*GIVEN EXERCISE*
Find how many lines of the listing include the string "liberalitas", and report only that figure.

[Data extracted from a collection]
## Begin

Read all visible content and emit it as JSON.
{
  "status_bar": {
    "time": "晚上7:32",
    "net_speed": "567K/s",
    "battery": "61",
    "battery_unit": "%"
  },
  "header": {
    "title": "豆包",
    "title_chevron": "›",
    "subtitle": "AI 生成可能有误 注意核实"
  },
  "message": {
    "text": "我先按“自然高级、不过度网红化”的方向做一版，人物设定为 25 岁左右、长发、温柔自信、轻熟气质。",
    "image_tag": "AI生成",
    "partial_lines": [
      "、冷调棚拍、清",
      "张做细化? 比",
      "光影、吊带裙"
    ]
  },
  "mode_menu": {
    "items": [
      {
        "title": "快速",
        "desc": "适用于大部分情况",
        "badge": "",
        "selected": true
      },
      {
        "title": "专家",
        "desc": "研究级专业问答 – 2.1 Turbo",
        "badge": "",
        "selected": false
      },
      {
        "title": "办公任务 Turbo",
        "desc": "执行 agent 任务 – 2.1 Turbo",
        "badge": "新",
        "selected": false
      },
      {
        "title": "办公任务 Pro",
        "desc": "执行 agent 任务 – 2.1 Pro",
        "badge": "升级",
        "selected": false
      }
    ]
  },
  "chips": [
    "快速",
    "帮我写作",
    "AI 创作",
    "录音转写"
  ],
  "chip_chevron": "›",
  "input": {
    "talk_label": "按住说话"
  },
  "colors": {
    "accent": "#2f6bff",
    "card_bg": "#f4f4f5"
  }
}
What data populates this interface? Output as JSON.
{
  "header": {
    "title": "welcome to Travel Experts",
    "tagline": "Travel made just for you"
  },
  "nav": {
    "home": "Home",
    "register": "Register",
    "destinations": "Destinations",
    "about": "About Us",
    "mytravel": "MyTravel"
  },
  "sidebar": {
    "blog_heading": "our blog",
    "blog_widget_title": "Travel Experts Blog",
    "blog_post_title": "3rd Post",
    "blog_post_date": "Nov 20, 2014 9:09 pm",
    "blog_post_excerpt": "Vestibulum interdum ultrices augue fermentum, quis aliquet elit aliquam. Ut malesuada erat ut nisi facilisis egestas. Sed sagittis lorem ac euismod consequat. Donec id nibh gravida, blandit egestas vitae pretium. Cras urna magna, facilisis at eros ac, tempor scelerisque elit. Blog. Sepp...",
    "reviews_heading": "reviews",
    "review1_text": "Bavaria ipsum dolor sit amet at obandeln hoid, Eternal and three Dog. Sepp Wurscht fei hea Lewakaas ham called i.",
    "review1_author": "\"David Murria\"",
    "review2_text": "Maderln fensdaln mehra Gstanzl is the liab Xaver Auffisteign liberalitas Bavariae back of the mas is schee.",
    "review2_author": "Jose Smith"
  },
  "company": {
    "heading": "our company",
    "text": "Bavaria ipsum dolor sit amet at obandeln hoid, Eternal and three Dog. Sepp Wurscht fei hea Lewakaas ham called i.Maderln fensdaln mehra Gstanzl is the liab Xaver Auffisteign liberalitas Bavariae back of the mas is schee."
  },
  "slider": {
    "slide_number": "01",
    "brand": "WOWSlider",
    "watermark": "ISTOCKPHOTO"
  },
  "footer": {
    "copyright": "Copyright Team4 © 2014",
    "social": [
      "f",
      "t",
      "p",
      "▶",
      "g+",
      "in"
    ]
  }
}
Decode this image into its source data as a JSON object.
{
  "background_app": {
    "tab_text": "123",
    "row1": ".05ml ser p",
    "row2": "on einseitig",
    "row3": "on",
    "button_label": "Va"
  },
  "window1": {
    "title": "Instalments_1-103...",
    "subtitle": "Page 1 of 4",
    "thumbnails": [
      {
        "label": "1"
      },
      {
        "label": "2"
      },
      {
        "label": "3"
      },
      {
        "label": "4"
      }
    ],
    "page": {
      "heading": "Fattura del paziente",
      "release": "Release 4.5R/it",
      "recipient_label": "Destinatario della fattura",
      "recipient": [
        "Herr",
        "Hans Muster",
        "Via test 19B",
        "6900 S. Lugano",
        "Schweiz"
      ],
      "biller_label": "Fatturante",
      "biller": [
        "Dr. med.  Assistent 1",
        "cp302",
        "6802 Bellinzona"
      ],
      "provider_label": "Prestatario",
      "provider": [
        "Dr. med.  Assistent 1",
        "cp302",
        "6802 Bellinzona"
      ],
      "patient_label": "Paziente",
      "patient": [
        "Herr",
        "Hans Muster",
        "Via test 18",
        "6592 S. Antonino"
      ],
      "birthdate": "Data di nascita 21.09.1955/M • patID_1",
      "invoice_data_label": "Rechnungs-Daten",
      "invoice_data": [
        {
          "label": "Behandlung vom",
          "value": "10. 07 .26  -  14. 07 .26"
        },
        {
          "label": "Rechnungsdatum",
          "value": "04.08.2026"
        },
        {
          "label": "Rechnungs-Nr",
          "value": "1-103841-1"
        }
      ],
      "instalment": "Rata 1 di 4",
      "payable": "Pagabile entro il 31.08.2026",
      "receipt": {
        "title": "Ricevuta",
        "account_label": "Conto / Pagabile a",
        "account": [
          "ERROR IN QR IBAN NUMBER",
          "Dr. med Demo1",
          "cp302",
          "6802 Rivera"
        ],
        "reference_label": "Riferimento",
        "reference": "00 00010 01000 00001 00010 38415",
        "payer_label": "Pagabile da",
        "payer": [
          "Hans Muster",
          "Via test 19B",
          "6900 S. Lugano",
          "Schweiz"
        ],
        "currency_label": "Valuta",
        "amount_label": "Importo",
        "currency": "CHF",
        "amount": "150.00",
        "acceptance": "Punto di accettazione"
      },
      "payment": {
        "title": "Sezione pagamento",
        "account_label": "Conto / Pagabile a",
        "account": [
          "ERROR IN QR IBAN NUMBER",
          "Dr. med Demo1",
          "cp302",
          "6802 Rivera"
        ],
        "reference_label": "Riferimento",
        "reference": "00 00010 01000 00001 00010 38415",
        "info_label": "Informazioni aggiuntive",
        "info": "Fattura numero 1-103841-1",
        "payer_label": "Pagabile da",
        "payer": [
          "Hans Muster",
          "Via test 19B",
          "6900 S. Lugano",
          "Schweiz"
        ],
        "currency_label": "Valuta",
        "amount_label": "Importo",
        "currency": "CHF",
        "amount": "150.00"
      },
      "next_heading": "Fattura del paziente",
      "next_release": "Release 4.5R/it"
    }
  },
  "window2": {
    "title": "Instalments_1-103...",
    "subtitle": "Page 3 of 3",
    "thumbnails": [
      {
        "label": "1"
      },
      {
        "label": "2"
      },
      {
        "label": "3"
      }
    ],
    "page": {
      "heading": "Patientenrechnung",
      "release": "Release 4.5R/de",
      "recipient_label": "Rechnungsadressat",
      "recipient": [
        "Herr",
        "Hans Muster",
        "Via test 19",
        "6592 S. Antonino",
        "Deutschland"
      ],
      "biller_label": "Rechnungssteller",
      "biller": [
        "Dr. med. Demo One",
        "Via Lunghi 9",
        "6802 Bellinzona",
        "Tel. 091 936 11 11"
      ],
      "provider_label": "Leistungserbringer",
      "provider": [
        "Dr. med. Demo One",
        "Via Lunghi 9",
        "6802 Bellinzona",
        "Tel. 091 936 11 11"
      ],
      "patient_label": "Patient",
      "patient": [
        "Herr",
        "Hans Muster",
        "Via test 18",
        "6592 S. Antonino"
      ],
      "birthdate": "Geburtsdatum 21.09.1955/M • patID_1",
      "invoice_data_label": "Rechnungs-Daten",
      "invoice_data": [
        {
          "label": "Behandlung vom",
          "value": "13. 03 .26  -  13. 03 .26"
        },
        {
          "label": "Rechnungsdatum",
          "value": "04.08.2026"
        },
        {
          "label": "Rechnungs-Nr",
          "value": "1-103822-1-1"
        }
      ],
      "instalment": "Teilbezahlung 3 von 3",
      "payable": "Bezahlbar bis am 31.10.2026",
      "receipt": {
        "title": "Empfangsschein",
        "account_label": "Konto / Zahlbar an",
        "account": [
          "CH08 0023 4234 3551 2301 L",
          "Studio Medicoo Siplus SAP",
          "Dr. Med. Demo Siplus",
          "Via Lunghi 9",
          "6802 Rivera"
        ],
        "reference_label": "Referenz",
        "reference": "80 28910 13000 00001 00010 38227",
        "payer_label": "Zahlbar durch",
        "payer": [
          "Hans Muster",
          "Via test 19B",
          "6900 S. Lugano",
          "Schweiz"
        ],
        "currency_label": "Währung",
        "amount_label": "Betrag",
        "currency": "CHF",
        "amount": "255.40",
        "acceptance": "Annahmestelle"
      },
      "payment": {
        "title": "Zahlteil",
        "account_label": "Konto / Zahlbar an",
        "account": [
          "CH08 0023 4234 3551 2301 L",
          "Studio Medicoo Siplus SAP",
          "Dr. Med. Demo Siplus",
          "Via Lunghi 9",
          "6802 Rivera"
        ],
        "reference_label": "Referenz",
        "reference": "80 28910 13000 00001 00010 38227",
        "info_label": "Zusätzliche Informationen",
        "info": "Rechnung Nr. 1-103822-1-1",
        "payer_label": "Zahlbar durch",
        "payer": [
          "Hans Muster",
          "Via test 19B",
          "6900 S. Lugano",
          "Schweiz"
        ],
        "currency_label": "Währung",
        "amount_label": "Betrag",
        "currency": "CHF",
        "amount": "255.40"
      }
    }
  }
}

## End

*SOLUTION FOR THIS EXERCISE*
2